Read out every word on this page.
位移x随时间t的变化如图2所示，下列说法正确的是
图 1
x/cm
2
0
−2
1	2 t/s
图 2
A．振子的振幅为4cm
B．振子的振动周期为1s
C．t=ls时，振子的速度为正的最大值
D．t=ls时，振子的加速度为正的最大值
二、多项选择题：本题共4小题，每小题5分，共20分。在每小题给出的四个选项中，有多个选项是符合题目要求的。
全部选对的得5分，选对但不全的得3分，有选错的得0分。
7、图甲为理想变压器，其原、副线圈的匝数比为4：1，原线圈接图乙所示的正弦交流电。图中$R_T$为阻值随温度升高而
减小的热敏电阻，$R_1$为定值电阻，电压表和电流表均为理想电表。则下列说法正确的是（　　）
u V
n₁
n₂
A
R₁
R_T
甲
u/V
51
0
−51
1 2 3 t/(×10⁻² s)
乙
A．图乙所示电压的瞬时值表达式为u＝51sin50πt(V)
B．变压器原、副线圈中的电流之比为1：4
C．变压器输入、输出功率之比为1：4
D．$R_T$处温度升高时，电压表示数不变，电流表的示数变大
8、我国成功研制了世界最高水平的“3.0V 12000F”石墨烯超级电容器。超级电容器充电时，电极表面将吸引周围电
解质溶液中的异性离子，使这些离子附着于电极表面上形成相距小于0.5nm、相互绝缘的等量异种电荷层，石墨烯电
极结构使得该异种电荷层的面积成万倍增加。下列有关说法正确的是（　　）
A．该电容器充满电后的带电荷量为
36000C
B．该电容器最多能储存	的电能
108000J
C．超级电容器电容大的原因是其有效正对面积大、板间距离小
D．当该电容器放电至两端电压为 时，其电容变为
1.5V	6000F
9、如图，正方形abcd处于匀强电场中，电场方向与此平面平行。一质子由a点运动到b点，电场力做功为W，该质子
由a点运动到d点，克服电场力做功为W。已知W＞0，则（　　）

==

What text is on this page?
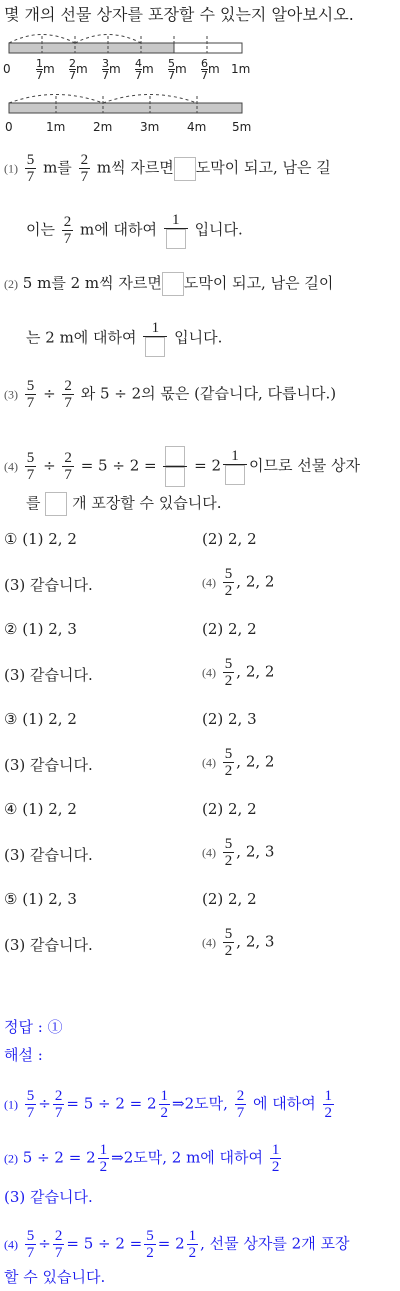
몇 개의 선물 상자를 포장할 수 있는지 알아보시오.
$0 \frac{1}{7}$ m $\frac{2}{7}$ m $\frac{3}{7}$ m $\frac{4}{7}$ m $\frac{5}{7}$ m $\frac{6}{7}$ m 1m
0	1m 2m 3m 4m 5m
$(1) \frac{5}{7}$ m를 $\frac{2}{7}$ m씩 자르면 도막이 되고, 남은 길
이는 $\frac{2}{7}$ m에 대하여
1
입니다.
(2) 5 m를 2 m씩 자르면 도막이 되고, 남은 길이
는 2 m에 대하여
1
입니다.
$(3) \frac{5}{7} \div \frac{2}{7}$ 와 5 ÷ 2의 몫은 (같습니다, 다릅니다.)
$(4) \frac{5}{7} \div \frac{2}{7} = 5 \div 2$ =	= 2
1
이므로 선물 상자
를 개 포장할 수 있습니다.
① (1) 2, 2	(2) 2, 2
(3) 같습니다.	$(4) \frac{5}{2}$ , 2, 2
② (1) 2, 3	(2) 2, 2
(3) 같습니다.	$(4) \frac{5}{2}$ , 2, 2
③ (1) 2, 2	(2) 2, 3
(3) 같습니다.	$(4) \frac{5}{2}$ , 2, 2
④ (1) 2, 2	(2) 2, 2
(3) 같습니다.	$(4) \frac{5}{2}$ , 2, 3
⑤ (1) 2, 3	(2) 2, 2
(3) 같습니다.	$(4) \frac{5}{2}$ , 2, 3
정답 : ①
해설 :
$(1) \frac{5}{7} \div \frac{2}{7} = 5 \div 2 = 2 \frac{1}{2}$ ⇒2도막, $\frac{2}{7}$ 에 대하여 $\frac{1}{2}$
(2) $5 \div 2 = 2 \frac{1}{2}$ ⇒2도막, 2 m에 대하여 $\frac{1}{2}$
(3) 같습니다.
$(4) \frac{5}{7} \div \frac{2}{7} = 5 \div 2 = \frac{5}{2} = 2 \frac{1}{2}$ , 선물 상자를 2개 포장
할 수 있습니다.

* * *

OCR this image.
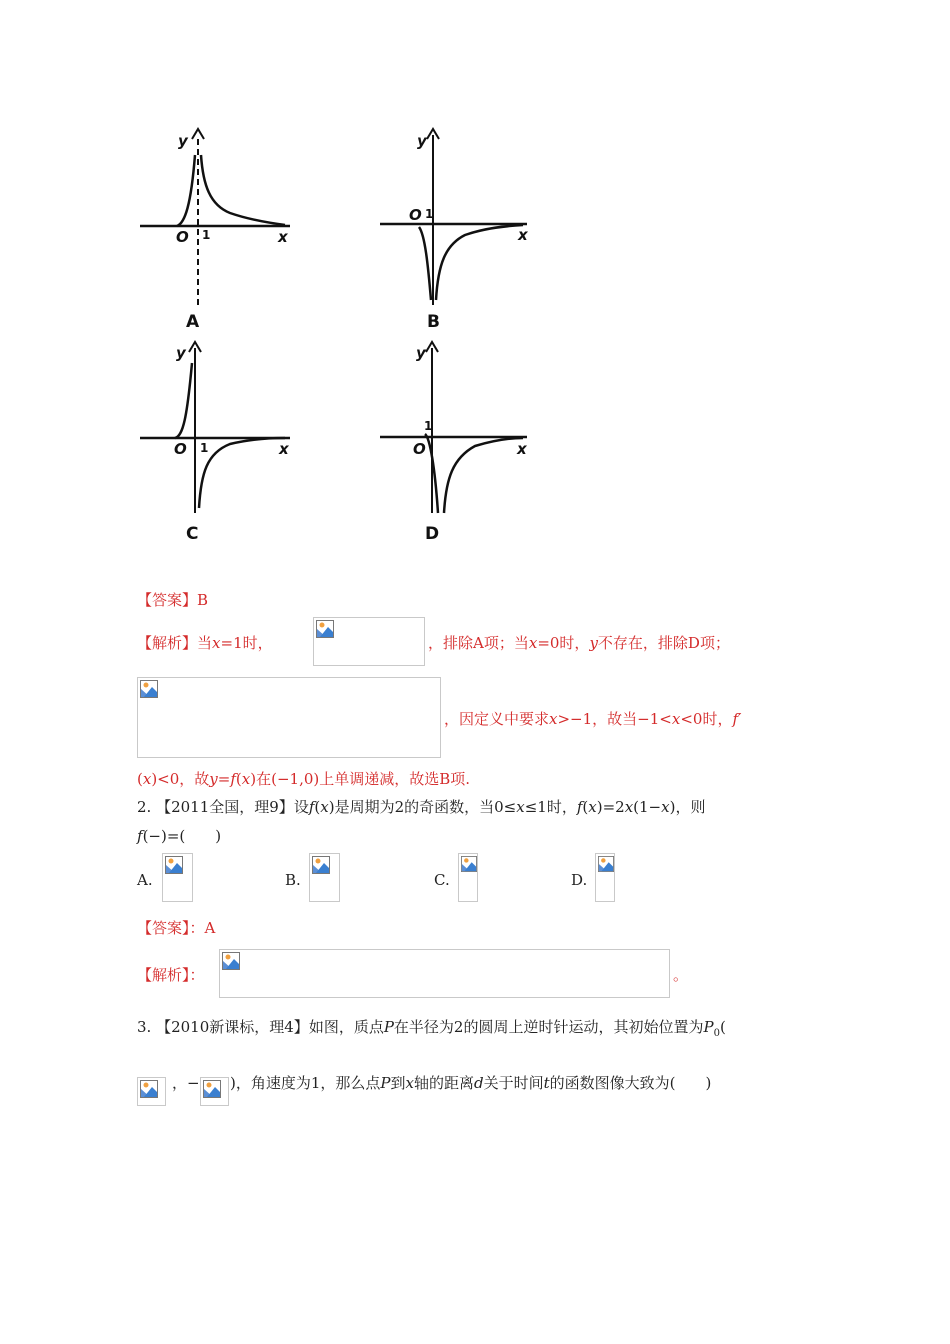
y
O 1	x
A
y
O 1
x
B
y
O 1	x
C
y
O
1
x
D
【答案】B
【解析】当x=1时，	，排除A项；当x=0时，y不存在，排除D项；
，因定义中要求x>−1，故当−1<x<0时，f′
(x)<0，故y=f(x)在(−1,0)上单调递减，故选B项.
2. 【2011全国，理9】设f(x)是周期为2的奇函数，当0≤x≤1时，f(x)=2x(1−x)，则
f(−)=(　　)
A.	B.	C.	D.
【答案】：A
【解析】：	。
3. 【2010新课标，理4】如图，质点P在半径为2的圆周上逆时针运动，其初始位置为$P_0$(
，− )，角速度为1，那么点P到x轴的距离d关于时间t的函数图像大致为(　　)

** WHAT TO DO **
Copy all lines of the material above where the string "this" occurs.

** EXERCISE RESULT **
Read out every word on this page.
What text is on this page?
OCR this image.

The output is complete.